Exercise description: Determine which lines of the records include the word "name", and copy them.

Excerpts from a figure dataset:
[BEGIN]

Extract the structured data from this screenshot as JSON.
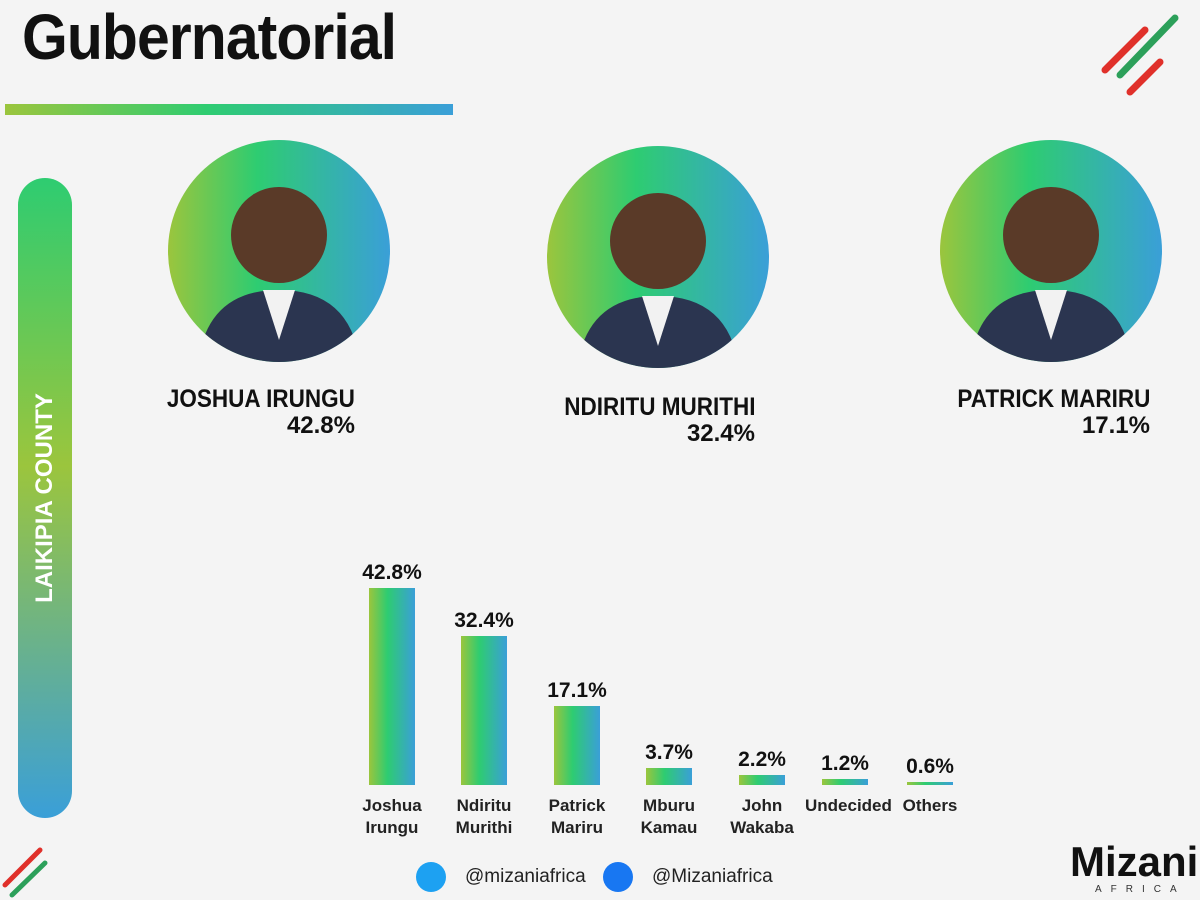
{
  "header": {
    "title": "Gubernatorial"
  },
  "sidebar": {
    "label": "LAIKIPIA COUNTY"
  },
  "candidates": [
    {
      "name": "JOSHUA IRUNGU",
      "share": "42.8%"
    },
    {
      "name": "NDIRITU MURITHI",
      "share": "32.4%"
    },
    {
      "name": "PATRICK MARIRU",
      "share": "17.1%"
    }
  ],
  "chart_data": {
    "type": "bar",
    "categories": [
      "Joshua Irungu",
      "Ndiritu Murithi",
      "Patrick Mariru",
      "Mburu Kamau",
      "John Wakaba",
      "Undecided",
      "Others"
    ],
    "values": [
      42.8,
      32.4,
      17.1,
      3.7,
      2.2,
      1.2,
      0.6
    ],
    "value_labels": [
      "42.8%",
      "32.4%",
      "17.1%",
      "3.7%",
      "2.2%",
      "1.2%",
      "0.6%"
    ]
  },
  "footer": {
    "twitter": "@mizaniafrica",
    "facebook": "@Mizaniafrica"
  },
  "logo": {
    "name": "Mizani",
    "tagline": "AFRICA"
  }
}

[END]

Completed task:
      "name": "JOSHUA IRUNGU",
      "name": "NDIRITU MURITHI",
      "name": "PATRICK MARIRU",
    "name": "Mizani",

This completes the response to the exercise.